• [What to do]:
Lines holding the string "Sistem" are the ones to copy from this listing.

• [Stored records]:
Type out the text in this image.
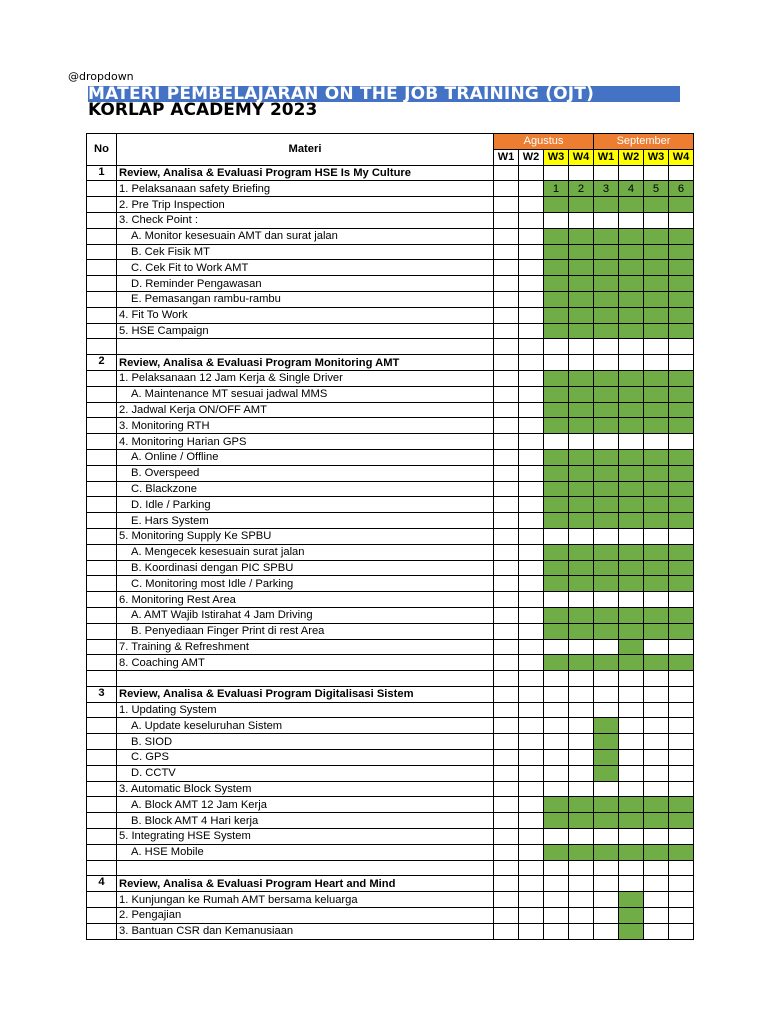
@dropdown
MATERI PEMBELAJARAN ON THE JOB TRAINING (OJT)
KORLAP ACADEMY 2023
No	Materi	Agustus				September			
		W1	W2	W3	W4	W1	W2	W3	W4
1	Review, Analisa & Evaluasi Program HSE Is My Culture								
	1. Pelaksanaan safety Briefing			1	2	3	4	5	6
	2. Pre Trip Inspection								
	3. Check Point :								
	A. Monitor kesesuain AMT dan surat jalan								
	B. Cek Fisik MT								
	C. Cek Fit to Work AMT								
	D. Reminder Pengawasan								
	E. Pemasangan rambu-rambu								
	4. Fit To Work								
	5. HSE Campaign								

2	Review, Analisa & Evaluasi Program Monitoring AMT								
	1. Pelaksanaan 12 Jam Kerja & Single Driver								
	A. Maintenance MT sesuai jadwal MMS								
	2. Jadwal Kerja ON/OFF AMT								
	3. Monitoring RTH								
	4. Monitoring Harian GPS								
	A. Online / Offline								
	B. Overspeed								
	C. Blackzone								
	D. Idle / Parking								
	E. Hars System								
	5. Monitoring Supply Ke SPBU								
	A. Mengecek kesesuain surat jalan								
	B. Koordinasi dengan PIC SPBU								
	C. Monitoring most Idle / Parking								
	6. Monitoring Rest Area								
	A. AMT Wajib Istirahat 4 Jam Driving								
	B. Penyediaan Finger Print di rest Area								
	7. Training & Refreshment								
	8. Coaching AMT								

3	Review, Analisa & Evaluasi Program Digitalisasi Sistem								
	1. Updating System								
	A. Update keseluruhan Sistem								
	B. SIOD								
	C. GPS								
	D. CCTV								
	3. Automatic Block System								
	A. Block AMT 12 Jam Kerja								
	B. Block AMT 4 Hari kerja								
	5. Integrating HSE System								
	A. HSE Mobile								

4	Review, Analisa & Evaluasi Program Heart and Mind								
	1. Kunjungan ke Rumah AMT bersama keluarga								
	2. Pengajian								
	3. Bantuan CSR dan Kemanusiaan								
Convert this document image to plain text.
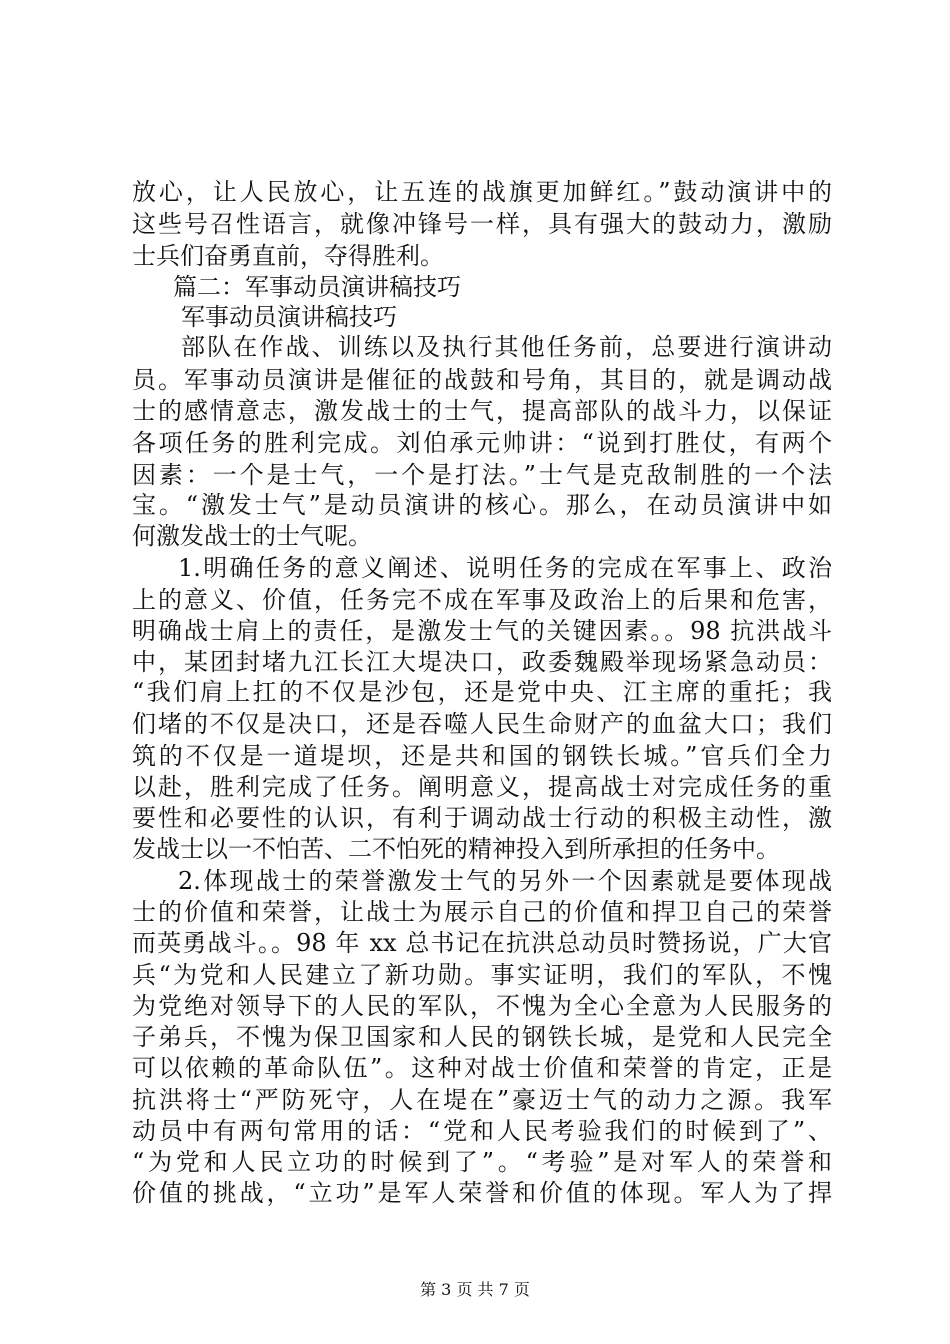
放心，让人民放心，让五连的战旗更加鲜红。”鼓动演讲中的

这些号召性语言，就像冲锋号一样，具有强大的鼓动力，激励

士兵们奋勇直前，夺得胜利。

篇二：军事动员演讲稿技巧

军事动员演讲稿技巧

部队在作战、训练以及执行其他任务前，总要进行演讲动

员。军事动员演讲是催征的战鼓和号角，其目的，就是调动战

士的感情意志，激发战士的士气，提高部队的战斗力，以保证

各项任务的胜利完成。刘伯承元帅讲：“说到打胜仗，有两个

因素：一个是士气，一个是打法。”士气是克敌制胜的一个法

宝。“激发士气”是动员演讲的核心。那么，在动员演讲中如

何激发战士的士气呢。

1.明确任务的意义阐述、说明任务的完成在军事上、政治

上的意义、价值，任务完不成在军事及政治上的后果和危害，

明确战士肩上的责任，是激发士气的关键因素。。98 抗洪战斗

中，某团封堵九江长江大堤决口，政委魏殿举现场紧急动员：

“我们肩上扛的不仅是沙包，还是党中央、江主席的重托；我

们堵的不仅是决口，还是吞噬人民生命财产的血盆大口；我们

筑的不仅是一道堤坝，还是共和国的钢铁长城。”官兵们全力

以赴，胜利完成了任务。阐明意义，提高战士对完成任务的重

要性和必要性的认识，有利于调动战士行动的积极主动性，激

发战士以一不怕苦、二不怕死的精神投入到所承担的任务中。

2.体现战士的荣誉激发士气的另外一个因素就是要体现战

士的价值和荣誉，让战士为展示自己的价值和捍卫自己的荣誉

而英勇战斗。。98 年 xx 总书记在抗洪总动员时赞扬说，广大官

兵“为党和人民建立了新功勋。事实证明，我们的军队，不愧

为党绝对领导下的人民的军队，不愧为全心全意为人民服务的

子弟兵，不愧为保卫国家和人民的钢铁长城，是党和人民完全

可以依赖的革命队伍”。这种对战士价值和荣誉的肯定，正是

抗洪将士“严防死守，人在堤在”豪迈士气的动力之源。我军

动员中有两句常用的话：“党和人民考验我们的时候到了”、

“为党和人民立功的时候到了”。“考验”是对军人的荣誉和

价值的挑战，“立功”是军人荣誉和价值的体现。军人为了捍

第 3 页 共 7 页
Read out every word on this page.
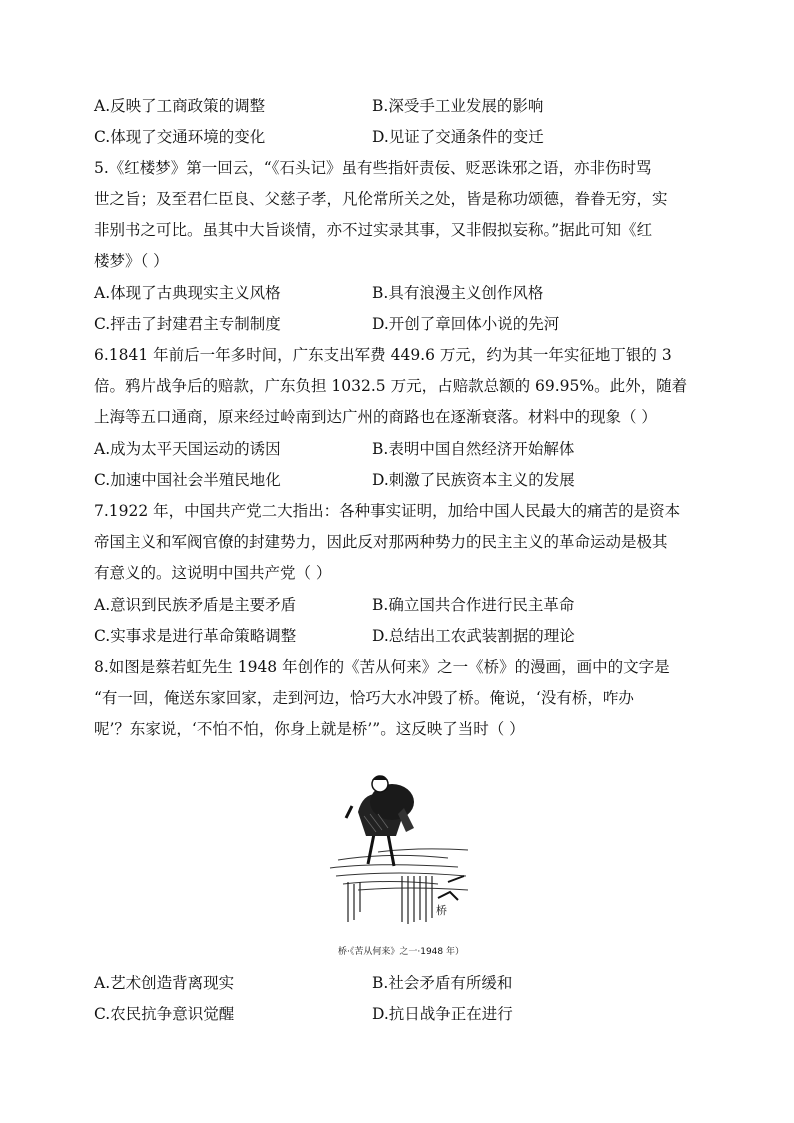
A.反映了工商政策的调整	B.深受手工业发展的影响
C.体现了交通环境的变化	D.见证了交通条件的变迁
5.《红楼梦》第一回云，“《石头记》虽有些指奸责佞、贬恶诛邪之语，亦非伤时骂
世之旨；及至君仁臣良、父慈子孝，凡伦常所关之处，皆是称功颂德，眷眷无穷，实
非别书之可比。虽其中大旨谈情，亦不过实录其事，又非假拟妄称。”据此可知《红
楼梦》（ ）
A.体现了古典现实主义风格	B.具有浪漫主义创作风格
C.抨击了封建君主专制制度	D.开创了章回体小说的先河
6.1841 年前后一年多时间，广东支出军费 449.6 万元，约为其一年实征地丁银的 3
倍。鸦片战争后的赔款，广东负担 1032.5 万元，占赔款总额的 69.95%。此外，随着
上海等五口通商，原来经过岭南到达广州的商路也在逐渐衰落。材料中的现象（ ）
A.成为太平天国运动的诱因	B.表明中国自然经济开始解体
C.加速中国社会半殖民地化	D.刺激了民族资本主义的发展
7.1922 年，中国共产党二大指出：各种事实证明，加给中国人民最大的痛苦的是资本
帝国主义和军阀官僚的封建势力，因此反对那两种势力的民主主义的革命运动是极其
有意义的。这说明中国共产党（ ）
A.意识到民族矛盾是主要矛盾	B.确立国共合作进行民主革命
C.实事求是进行革命策略调整	D.总结出工农武装割据的理论
8.如图是蔡若虹先生 1948 年创作的《苦从何来》之一《桥》的漫画，画中的文字是
“有一回，俺送东家回家，走到河边，恰巧大水冲毁了桥。俺说，‘没有桥，咋办
呢’？东家说，‘不怕不怕，你身上就是桥’”。这反映了当时（ ）
桥
桥·《苦从何来》之一·1948 年）
A.艺术创造背离现实	B.社会矛盾有所缓和
C.农民抗争意识觉醒	D.抗日战争正在进行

• [Answer to this problem]:
3	Review, Analisa & Evaluasi Program Digitalisasi Sistem								
	A. Update keseluruhan Sistem								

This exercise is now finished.